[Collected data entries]
○ ○ ○ ○ ○
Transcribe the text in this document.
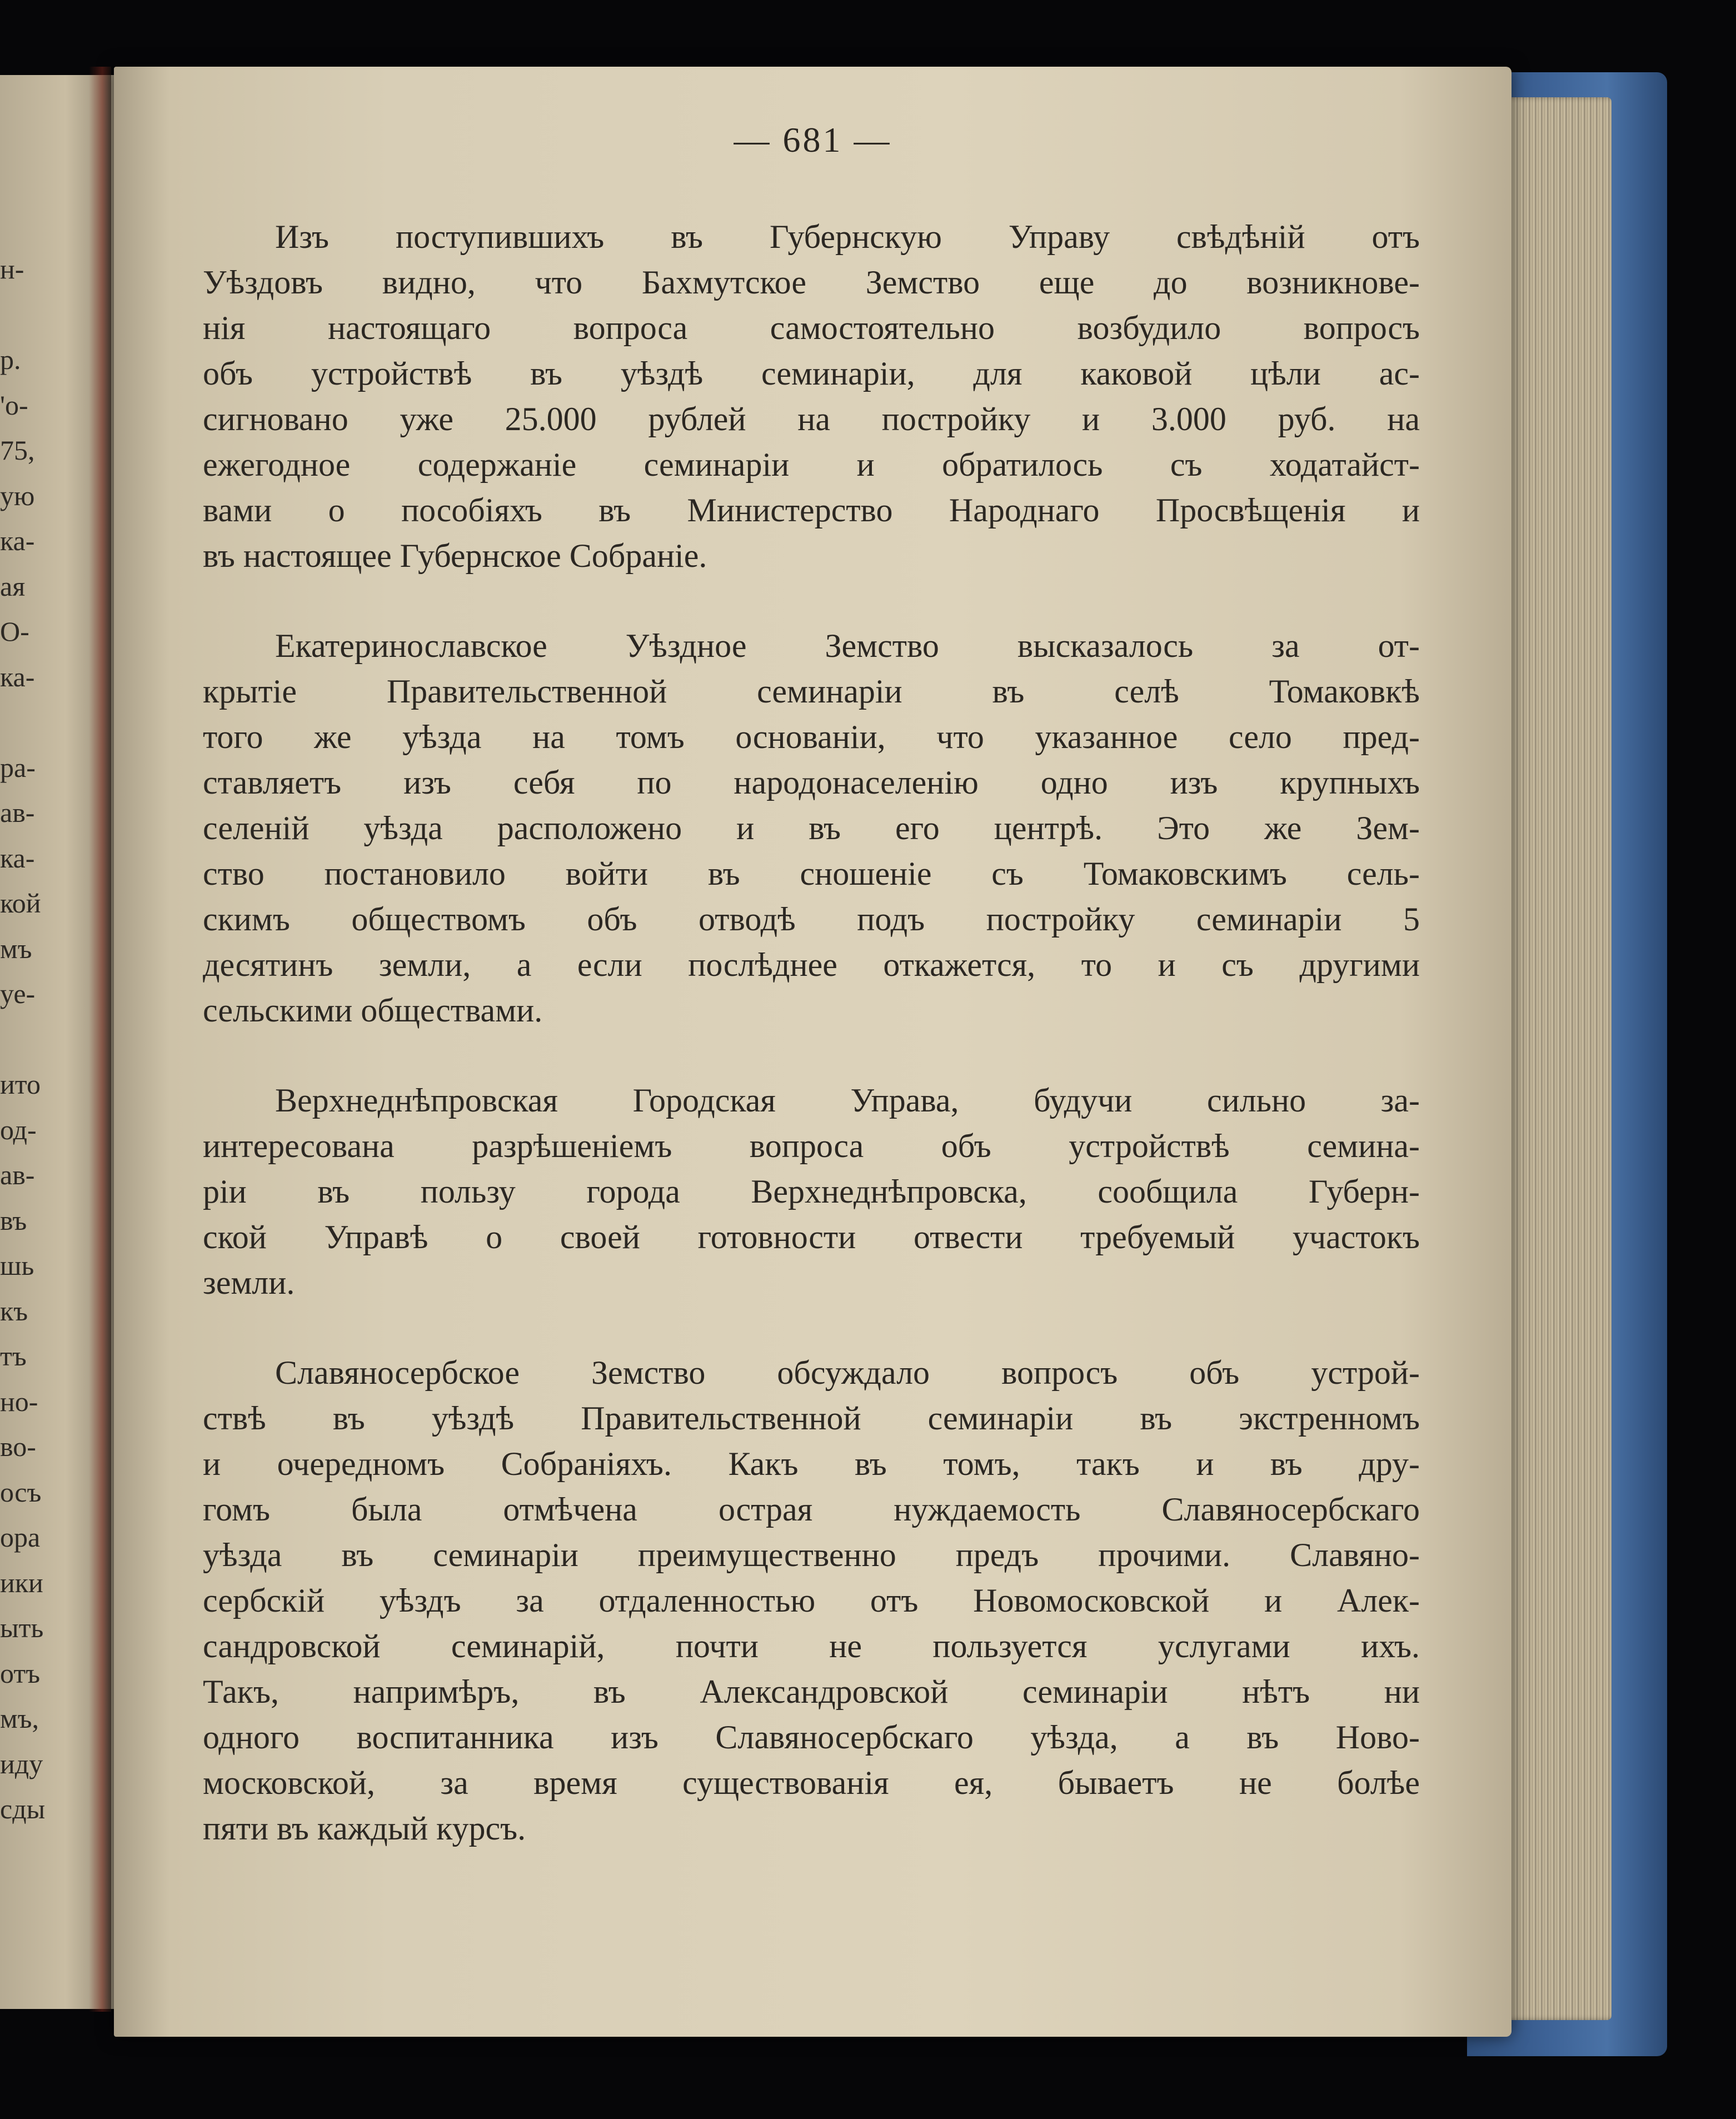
н-
р.
'о-
75,
ую
ка-
ая
О-
ка-
ра-
ав-
ка-
кой
мъ
уе-
ито
од-
ав-
въ
шь
къ
тъ
но-
во-
осъ
ора
ики
ыть
отъ
мъ,
иду
сды
— 681 —
Изъ поступившихъ въ Губернскую Управу свѣдѣній отъ
Уѣздовъ видно, что Бахмутское Земство еще до возникнове-
нія настоящаго вопроса самостоятельно возбудило вопросъ
объ устройствѣ въ уѣздѣ семинаріи, для каковой цѣли ас-
сигновано уже 25.000 рублей на постройку и 3.000 руб. на
ежегодное содержаніе семинаріи и обратилось съ ходатайст-
вами о пособіяхъ въ Министерство Народнаго Просвѣщенія и
въ настоящее Губернское Собраніе.
Екатеринославское Уѣздное Земство высказалось за от-
крытіе Правительственной семинаріи въ селѣ Томаковкѣ
того же уѣзда на томъ основаніи, что указанное село пред-
ставляетъ изъ себя по народонаселенію одно изъ крупныхъ
селеній уѣзда расположено и въ его центрѣ. Это же Зем-
ство постановило войти въ сношеніе съ Томаковскимъ сель-
скимъ обществомъ объ отводѣ подъ постройку семинаріи 5
десятинъ земли, а если послѣднее откажется, то и съ другими
сельскими обществами.
Верхнеднѣпровская Городская Управа, будучи сильно за-
интересована разрѣшеніемъ вопроса объ устройствѣ семина-
ріи въ пользу города Верхнеднѣпровска, сообщила Губерн-
ской Управѣ о своей готовности отвести требуемый участокъ
земли.
Славяносербское Земство обсуждало вопросъ объ устрой-
ствѣ въ уѣздѣ Правительственной семинаріи въ экстренномъ
и очередномъ Собраніяхъ. Какъ въ томъ, такъ и въ дру-
гомъ была отмѣчена острая нуждаемость Славяносербскаго
уѣзда въ семинаріи преимущественно предъ прочими. Славяно-
сербскій уѣздъ за отдаленностью отъ Новомосковской и Алек-
сандровской семинарій, почти не пользуется услугами ихъ.
Такъ, напримѣръ, въ Александровской семинаріи нѣтъ ни
одного воспитанника изъ Славяносербскаго уѣзда, а въ Ново-
московской, за время существованія ея, бываетъ не болѣе
пяти въ каждый курсъ.
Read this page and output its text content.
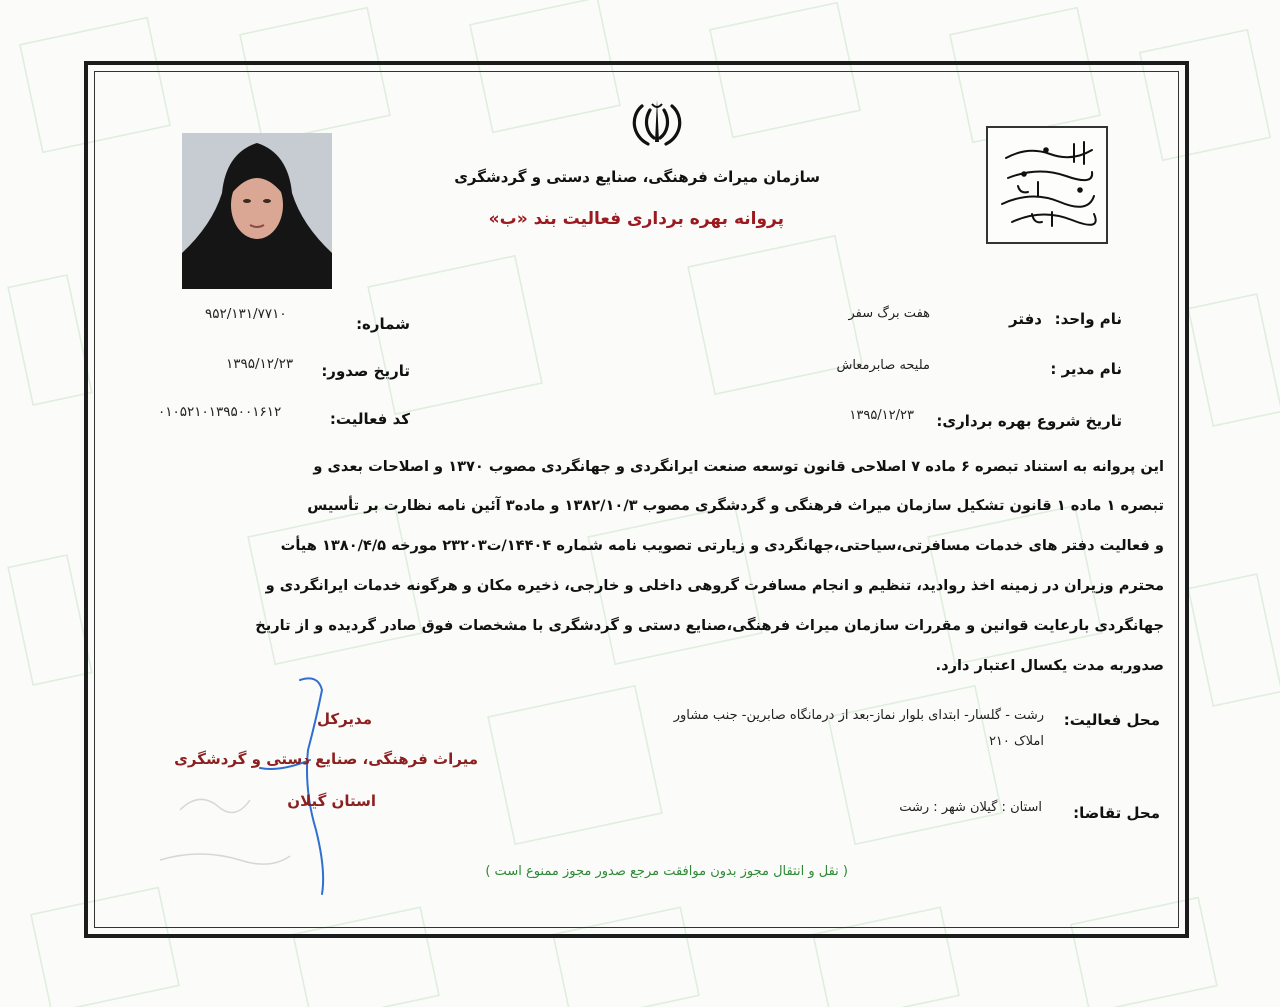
سازمان میراث فرهنگی، صنایع دستی و گردشگری
پروانه بهره برداری فعالیت بند «ب»
نام واحد:
دفتر
هفت برگ سفر
نام مدیر :
ملیحه صابرمعاش
تاریخ شروع بهره برداری:
۱۳۹۵/۱۲/۲۳
شماره:
۹۵۲/۱۳۱/۷۷۱۰
تاریخ صدور:
۱۳۹۵/۱۲/۲۳
کد فعالیت:
۰۱۰۵۲۱۰۱۳۹۵۰۰۱۶۱۲
این پروانه به استناد تبصره ۶ ماده ۷ اصلاحی قانون توسعه صنعت ایرانگردی و جهانگردی مصوب ۱۳۷۰ و اصلاحات بعدی و
تبصره ۱ ماده ۱ قانون تشکیل سازمان میراث فرهنگی و گردشگری مصوب ۱۳۸۲/۱۰/۳ و ماده۳ آئین نامه نظارت بر تأسیس
و فعالیت دفتر های خدمات مسافرتی،سیاحتی،جهانگردی و زیارتی تصویب نامه شماره ۱۴۴۰۴/ت۲۳۲۰۳ مورخه ۱۳۸۰/۴/۵ هیأت
محترم وزیران در زمینه اخذ روادید، تنظیم و انجام مسافرت گروهی داخلی و خارجی، ذخیره مکان و هرگونه خدمات ایرانگردی و
جهانگردی بارعایت قوانین و مقررات سازمان میراث فرهنگی،صنایع دستی و گردشگری با مشخصات فوق صادر گردیده و از تاریخ
صدوربه مدت یکسال اعتبار دارد.
محل فعالیت:
رشت - گلسار- ابتدای بلوار نماز-بعد از درمانگاه صابرین- جنب مشاور
املاک ۲۱۰
محل تقاضا:
استان : گیلان شهر : رشت
مدیرکل
میراث فرهنگی، صنایع دستی و گردشگری
استان گیلان
( نقل و انتقال مجوز بدون موافقت مرجع صدور مجوز ممنوع است )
○ ○ ○ ○ ○
(Problem statement): Print each entry shown above with exact wording and no pictures.

(The result):
Transcribe the text in this document.
н-
р.
'о-
75,
ую
ка-
ая
О-
ка-
ра-
ав-
ка-
кой
мъ
уе-
ито
од-
ав-
въ
шь
къ
тъ
но-
во-
осъ
ора
ики
ыть
отъ
мъ,
иду
сды
— 681 —
Изъ поступившихъ въ Губернскую Управу свѣдѣній отъ
Уѣздовъ видно, что Бахмутское Земство еще до возникнове-
нія настоящаго вопроса самостоятельно возбудило вопросъ
объ устройствѣ въ уѣздѣ семинаріи, для каковой цѣли ас-
сигновано уже 25.000 рублей на постройку и 3.000 руб. на
ежегодное содержаніе семинаріи и обратилось съ ходатайст-
вами о пособіяхъ въ Министерство Народнаго Просвѣщенія и
въ настоящее Губернское Собраніе.
Екатеринославское Уѣздное Земство высказалось за от-
крытіе Правительственной семинаріи въ селѣ Томаковкѣ
того же уѣзда на томъ основаніи, что указанное село пред-
ставляетъ изъ себя по народонаселенію одно изъ крупныхъ
селеній уѣзда расположено и въ его центрѣ. Это же Зем-
ство постановило войти въ сношеніе съ Томаковскимъ сель-
скимъ обществомъ объ отводѣ подъ постройку семинаріи 5
десятинъ земли, а если послѣднее откажется, то и съ другими
сельскими обществами.
Верхнеднѣпровская Городская Управа, будучи сильно за-
интересована разрѣшеніемъ вопроса объ устройствѣ семина-
ріи въ пользу города Верхнеднѣпровска, сообщила Губерн-
ской Управѣ о своей готовности отвести требуемый участокъ
земли.
Славяносербское Земство обсуждало вопросъ объ устрой-
ствѣ въ уѣздѣ Правительственной семинаріи въ экстренномъ
и очередномъ Собраніяхъ. Какъ въ томъ, такъ и въ дру-
гомъ была отмѣчена острая нуждаемость Славяносербскаго
уѣзда въ семинаріи преимущественно предъ прочими. Славяно-
сербскій уѣздъ за отдаленностью отъ Новомосковской и Алек-
сандровской семинарій, почти не пользуется услугами ихъ.
Такъ, напримѣръ, въ Александровской семинаріи нѣтъ ни
одного воспитанника изъ Славяносербскаго уѣзда, а въ Ново-
московской, за время существованія ея, бываетъ не болѣе
пяти въ каждый курсъ.
Read this page and output its text content.
سازمان میراث فرهنگی، صنایع دستی و گردشگری
پروانه بهره برداری فعالیت بند «ب»
نام واحد:
دفتر
هفت برگ سفر
نام مدیر :
ملیحه صابرمعاش
تاریخ شروع بهره برداری:
۱۳۹۵/۱۲/۲۳
شماره:
۹۵۲/۱۳۱/۷۷۱۰
تاریخ صدور:
۱۳۹۵/۱۲/۲۳
کد فعالیت:
۰۱۰۵۲۱۰۱۳۹۵۰۰۱۶۱۲
این پروانه به استناد تبصره ۶ ماده ۷ اصلاحی قانون توسعه صنعت ایرانگردی و جهانگردی مصوب ۱۳۷۰ و اصلاحات بعدی و
تبصره ۱ ماده ۱ قانون تشکیل سازمان میراث فرهنگی و گردشگری مصوب ۱۳۸۲/۱۰/۳ و ماده۳ آئین نامه نظارت بر تأسیس
و فعالیت دفتر های خدمات مسافرتی،سیاحتی،جهانگردی و زیارتی تصویب نامه شماره ۱۴۴۰۴/ت۲۳۲۰۳ مورخه ۱۳۸۰/۴/۵ هیأت
محترم وزیران در زمینه اخذ روادید، تنظیم و انجام مسافرت گروهی داخلی و خارجی، ذخیره مکان و هرگونه خدمات ایرانگردی و
جهانگردی بارعایت قوانین و مقررات سازمان میراث فرهنگی،صنایع دستی و گردشگری با مشخصات فوق صادر گردیده و از تاریخ
صدوربه مدت یکسال اعتبار دارد.
محل فعالیت:
رشت - گلسار- ابتدای بلوار نماز-بعد از درمانگاه صابرین- جنب مشاور
املاک ۲۱۰
محل تقاضا:
استان : گیلان شهر : رشت
مدیرکل
میراث فرهنگی، صنایع دستی و گردشگری
استان گیلان
( نقل و انتقال مجوز بدون موافقت مرجع صدور مجوز ممنوع است )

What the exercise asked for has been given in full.